-- To be done --
Quote all entries in full, exactly.

━━━━━ Input

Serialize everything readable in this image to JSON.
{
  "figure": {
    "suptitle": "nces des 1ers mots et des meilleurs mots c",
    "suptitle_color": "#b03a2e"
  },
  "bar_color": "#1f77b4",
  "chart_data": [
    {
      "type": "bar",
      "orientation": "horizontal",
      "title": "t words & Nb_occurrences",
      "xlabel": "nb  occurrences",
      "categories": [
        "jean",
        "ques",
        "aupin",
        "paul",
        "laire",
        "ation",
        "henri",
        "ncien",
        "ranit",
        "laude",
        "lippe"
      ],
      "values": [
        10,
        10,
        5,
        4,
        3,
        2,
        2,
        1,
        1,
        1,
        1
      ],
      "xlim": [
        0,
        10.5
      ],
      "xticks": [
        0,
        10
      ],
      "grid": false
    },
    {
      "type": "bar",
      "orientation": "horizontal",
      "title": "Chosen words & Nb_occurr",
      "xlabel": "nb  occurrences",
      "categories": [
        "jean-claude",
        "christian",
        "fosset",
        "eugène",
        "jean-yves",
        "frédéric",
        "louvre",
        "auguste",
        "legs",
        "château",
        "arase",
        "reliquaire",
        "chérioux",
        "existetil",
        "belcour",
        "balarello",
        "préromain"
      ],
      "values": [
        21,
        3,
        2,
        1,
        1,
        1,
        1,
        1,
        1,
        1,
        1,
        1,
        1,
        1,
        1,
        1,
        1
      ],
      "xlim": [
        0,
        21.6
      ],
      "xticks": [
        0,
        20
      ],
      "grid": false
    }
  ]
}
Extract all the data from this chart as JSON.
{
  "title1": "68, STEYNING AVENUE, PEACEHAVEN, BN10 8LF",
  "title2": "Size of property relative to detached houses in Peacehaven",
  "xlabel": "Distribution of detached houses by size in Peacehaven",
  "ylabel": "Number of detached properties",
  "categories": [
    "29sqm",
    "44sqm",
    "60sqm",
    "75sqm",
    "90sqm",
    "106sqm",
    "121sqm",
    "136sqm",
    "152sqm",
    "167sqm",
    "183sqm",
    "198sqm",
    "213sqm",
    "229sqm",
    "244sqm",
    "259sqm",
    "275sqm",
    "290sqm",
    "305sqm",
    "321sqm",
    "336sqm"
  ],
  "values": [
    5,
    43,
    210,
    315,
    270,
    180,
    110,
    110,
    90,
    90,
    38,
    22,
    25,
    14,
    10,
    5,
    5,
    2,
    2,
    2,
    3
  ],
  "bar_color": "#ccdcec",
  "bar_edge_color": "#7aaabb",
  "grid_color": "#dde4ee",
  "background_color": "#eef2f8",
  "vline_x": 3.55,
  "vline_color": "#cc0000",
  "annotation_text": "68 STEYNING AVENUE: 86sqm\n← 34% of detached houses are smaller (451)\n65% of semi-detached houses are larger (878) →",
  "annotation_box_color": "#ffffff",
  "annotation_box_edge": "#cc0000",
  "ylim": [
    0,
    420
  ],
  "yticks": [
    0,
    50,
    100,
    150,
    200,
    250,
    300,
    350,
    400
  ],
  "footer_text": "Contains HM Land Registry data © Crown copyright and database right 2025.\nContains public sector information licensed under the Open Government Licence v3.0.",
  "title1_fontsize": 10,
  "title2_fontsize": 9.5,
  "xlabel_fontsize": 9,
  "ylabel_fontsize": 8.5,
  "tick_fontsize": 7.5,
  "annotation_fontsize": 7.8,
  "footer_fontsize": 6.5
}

━━━━━━━━━━

-- The reply --
Serialize everything readable in this image to JSON.
{
  "figure": {
    "suptitle": "nces des 1ers mots et des meilleurs mots c",
    "suptitle_color": "#b03a2e"
  },
  "bar_color": "#1f77b4",
  "chart_data": [
    {
      "type": "bar",
      "orientation": "horizontal",
      "title": "t words & Nb_occurrences",
      "xlabel": "nb  occurrences",
      "categories": [
        "jean",
        "ques",
        "aupin",
        "paul",
        "laire",
        "ation",
        "henri",
        "ncien",
        "ranit",
        "laude",
        "lippe"
      ],
      "values": [
        10,
        10,
        5,
        4,
        3,
        2,
        2,
        1,
        1,
        1,
        1
      ],
      "xlim": [
        0,
        10.5
      ],
      "xticks": [
        0,
        10
      ],
      "grid": false
    },
    {
      "type": "bar",
      "orientation": "horizontal",
      "title": "Chosen words & Nb_occurr",
      "xlabel": "nb  occurrences",
      "categories": [
        "jean-claude",
        "christian",
        "fosset",
        "eugène",
        "jean-yves",
        "frédéric",
        "louvre",
        "auguste",
        "legs",
        "château",
        "arase",
        "reliquaire",
        "chérioux",
        "existetil",
        "belcour",
        "balarello",
        "préromain"
      ],
      "values": [
        21,
        3,
        2,
        1,
        1,
        1,
        1,
        1,
        1,
        1,
        1,
        1,
        1,
        1,
        1,
        1,
        1
      ],
      "xlim": [
        0,
        21.6
      ],
      "xticks": [
        0,
        20
      ],
      "grid": false
    }
  ]
}
Extract all the data from this chart as JSON.
{
  "title1": "68, STEYNING AVENUE, PEACEHAVEN, BN10 8LF",
  "title2": "Size of property relative to detached houses in Peacehaven",
  "xlabel": "Distribution of detached houses by size in Peacehaven",
  "ylabel": "Number of detached properties",
  "categories": [
    "29sqm",
    "44sqm",
    "60sqm",
    "75sqm",
    "90sqm",
    "106sqm",
    "121sqm",
    "136sqm",
    "152sqm",
    "167sqm",
    "183sqm",
    "198sqm",
    "213sqm",
    "229sqm",
    "244sqm",
    "259sqm",
    "275sqm",
    "290sqm",
    "305sqm",
    "321sqm",
    "336sqm"
  ],
  "values": [
    5,
    43,
    210,
    315,
    270,
    180,
    110,
    110,
    90,
    90,
    38,
    22,
    25,
    14,
    10,
    5,
    5,
    2,
    2,
    2,
    3
  ],
  "bar_color": "#ccdcec",
  "bar_edge_color": "#7aaabb",
  "grid_color": "#dde4ee",
  "background_color": "#eef2f8",
  "vline_x": 3.55,
  "vline_color": "#cc0000",
  "annotation_text": "68 STEYNING AVENUE: 86sqm\n← 34% of detached houses are smaller (451)\n65% of semi-detached houses are larger (878) →",
  "annotation_box_color": "#ffffff",
  "annotation_box_edge": "#cc0000",
  "ylim": [
    0,
    420
  ],
  "yticks": [
    0,
    50,
    100,
    150,
    200,
    250,
    300,
    350,
    400
  ],
  "footer_text": "Contains HM Land Registry data © Crown copyright and database right 2025.\nContains public sector information licensed under the Open Government Licence v3.0.",
  "title1_fontsize": 10,
  "title2_fontsize": 9.5,
  "xlabel_fontsize": 9,
  "ylabel_fontsize": 8.5,
  "tick_fontsize": 7.5,
  "annotation_fontsize": 7.8,
  "footer_fontsize": 6.5
}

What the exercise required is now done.